Your instructions - Return all of the lines below exactly as they are.

Materials provided -
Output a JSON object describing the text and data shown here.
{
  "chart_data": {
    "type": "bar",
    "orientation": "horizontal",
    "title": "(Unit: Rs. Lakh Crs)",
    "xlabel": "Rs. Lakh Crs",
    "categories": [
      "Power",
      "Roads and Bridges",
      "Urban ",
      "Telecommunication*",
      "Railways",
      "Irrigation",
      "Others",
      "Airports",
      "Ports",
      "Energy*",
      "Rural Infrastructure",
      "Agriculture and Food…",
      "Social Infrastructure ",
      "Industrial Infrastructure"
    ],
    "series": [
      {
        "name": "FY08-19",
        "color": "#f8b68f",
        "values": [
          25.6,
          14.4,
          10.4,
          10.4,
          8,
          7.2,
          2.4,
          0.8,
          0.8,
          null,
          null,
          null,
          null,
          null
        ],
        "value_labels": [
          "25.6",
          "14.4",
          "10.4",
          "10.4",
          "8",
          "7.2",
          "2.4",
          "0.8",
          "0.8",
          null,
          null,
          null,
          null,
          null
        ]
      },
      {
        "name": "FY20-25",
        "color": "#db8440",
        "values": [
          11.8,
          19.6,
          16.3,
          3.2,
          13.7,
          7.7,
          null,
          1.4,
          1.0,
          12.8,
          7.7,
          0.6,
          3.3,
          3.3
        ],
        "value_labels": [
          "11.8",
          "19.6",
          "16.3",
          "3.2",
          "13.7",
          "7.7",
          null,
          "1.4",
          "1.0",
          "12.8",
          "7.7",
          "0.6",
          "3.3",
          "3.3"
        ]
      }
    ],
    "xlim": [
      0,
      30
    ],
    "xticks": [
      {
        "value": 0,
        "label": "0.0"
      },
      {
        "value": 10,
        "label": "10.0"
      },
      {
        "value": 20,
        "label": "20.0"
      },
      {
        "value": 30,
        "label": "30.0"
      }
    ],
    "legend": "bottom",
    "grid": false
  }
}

Task solution -
Output a JSON object describing the text and data shown here.
{
  "chart_data": {
    "type": "bar",
    "orientation": "horizontal",
    "title": "(Unit: Rs. Lakh Crs)",
    "xlabel": "Rs. Lakh Crs",
    "categories": [
      "Power",
      "Roads and Bridges",
      "Urban ",
      "Telecommunication*",
      "Railways",
      "Irrigation",
      "Others",
      "Airports",
      "Ports",
      "Energy*",
      "Rural Infrastructure",
      "Agriculture and Food…",
      "Social Infrastructure ",
      "Industrial Infrastructure"
    ],
    "series": [
      {
        "name": "FY08-19",
        "color": "#f8b68f",
        "values": [
          25.6,
          14.4,
          10.4,
          10.4,
          8,
          7.2,
          2.4,
          0.8,
          0.8,
          null,
          null,
          null,
          null,
          null
        ],
        "value_labels": [
          "25.6",
          "14.4",
          "10.4",
          "10.4",
          "8",
          "7.2",
          "2.4",
          "0.8",
          "0.8",
          null,
          null,
          null,
          null,
          null
        ]
      },
      {
        "name": "FY20-25",
        "color": "#db8440",
        "values": [
          11.8,
          19.6,
          16.3,
          3.2,
          13.7,
          7.7,
          null,
          1.4,
          1.0,
          12.8,
          7.7,
          0.6,
          3.3,
          3.3
        ],
        "value_labels": [
          "11.8",
          "19.6",
          "16.3",
          "3.2",
          "13.7",
          "7.7",
          null,
          "1.4",
          "1.0",
          "12.8",
          "7.7",
          "0.6",
          "3.3",
          "3.3"
        ]
      }
    ],
    "xlim": [
      0,
      30
    ],
    "xticks": [
      {
        "value": 0,
        "label": "0.0"
      },
      {
        "value": 10,
        "label": "10.0"
      },
      {
        "value": 20,
        "label": "20.0"
      },
      {
        "value": 30,
        "label": "30.0"
      }
    ],
    "legend": "bottom",
    "grid": false
  }
}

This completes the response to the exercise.